Start of Entries shown
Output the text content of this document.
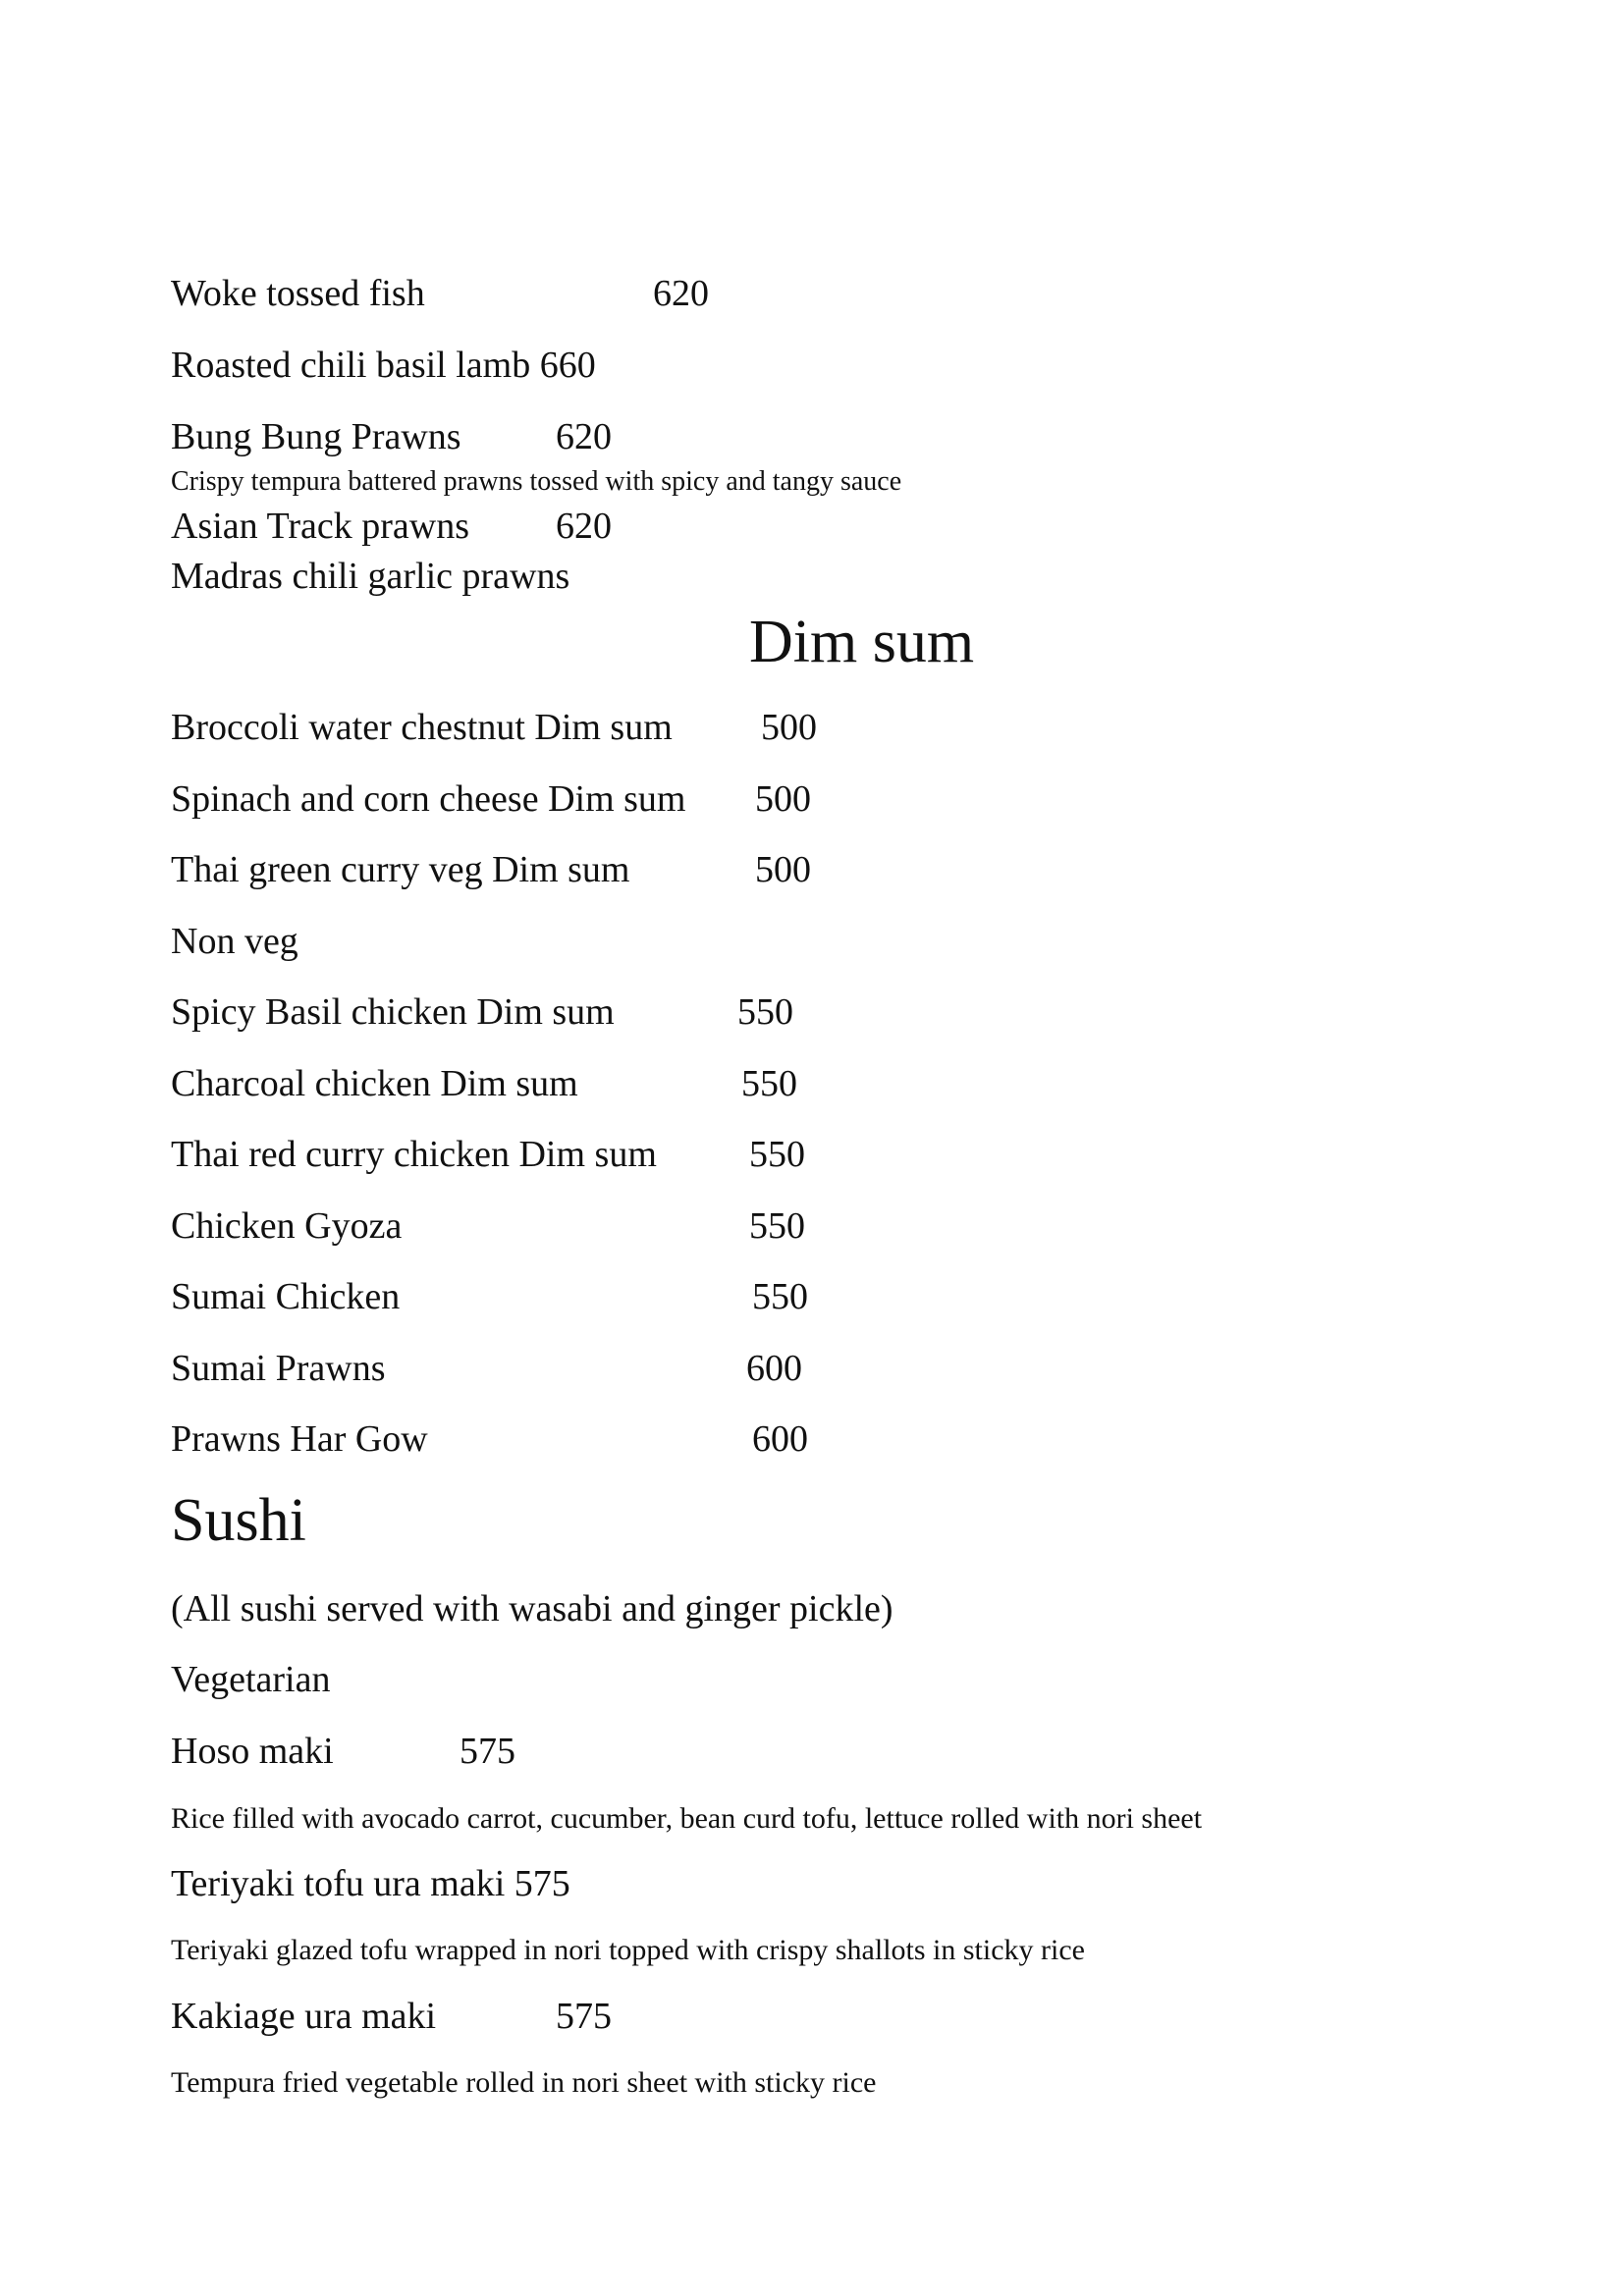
Woke tossed fish	620
Roasted chili basil lamb 660
Bung Bung Prawns	620
Crispy tempura battered prawns tossed with spicy and tangy sauce
Asian Track prawns 620
Madras chili garlic prawns
Dim sum
Broccoli water chestnut Dim sum 500
Spinach and corn cheese Dim sum 500
Thai green curry veg Dim sum	500
Non veg
Spicy Basil chicken Dim sum	550
Charcoal chicken Dim sum	550
Thai red curry chicken Dim sum 550
Chicken Gyoza	550
Sumai Chicken	550
Sumai Prawns	600
Prawns Har Gow	600
Sushi
(All sushi served with wasabi and ginger pickle)
Vegetarian
Hoso maki	575
Rice filled with avocado carrot, cucumber, bean curd tofu, lettuce rolled with nori sheet
Teriyaki tofu ura maki 575
Teriyaki glazed tofu wrapped in nori topped with crispy shallots in sticky rice
Kakiage ura maki	575
Tempura fried vegetable rolled in nori sheet with sticky rice
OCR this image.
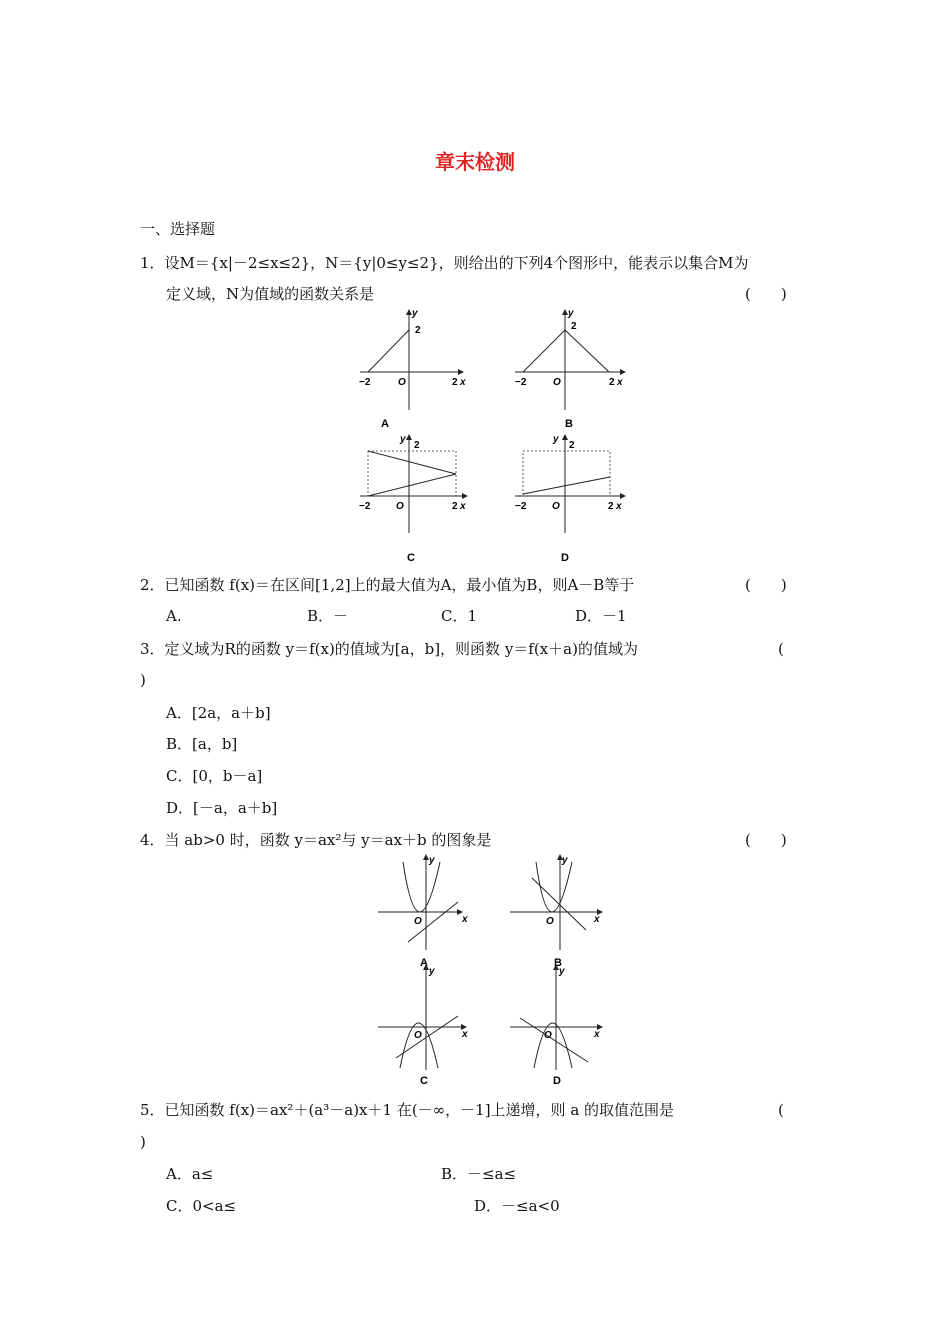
章末检测
一、选择题
1．设M＝{x|－2≤x≤2}，N＝{y|0≤y≤2}，则给出的下列4个图形中，能表示以集合M为
定义域，N为值域的函数关系是	(　　)
y
2
−2	O	2 x
A
y
2
−2	O	2 x
B
y
2
−2	O	2 x
C
y
2
−2	O	2 x
D
2．已知函数 f(x)＝在区间[1,2]上的最大值为A，最小值为B，则A－B等于	(　　)
A.	B．－	C．1	D．－1
3．定义域为R的函数 y＝f(x)的值域为[a，b]，则函数 y＝f(x＋a)的值域为	(
)
A．[2a，a＋b]
B．[a，b]
C．[0，b－a]
D．[－a，a＋b]
4．当 ab>0 时，函数 y＝ax²与 y＝ax＋b 的图象是	(　　)
y
O	x
A
y
O	x
B
y
O	x
C
y
O	x
D
5．已知函数 f(x)＝ax²＋(a³－a)x＋1 在(－∞，－1]上递增，则 a 的取值范围是	(
)
A．a≤	B．－≤a≤
C．0<a≤	D．－≤a<0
End of Entries shown
◆ **Work to complete**
In the listing above, how many lines include the word "tossed"? Answer with the number and nothing more.

◆ **Exercise answer**
2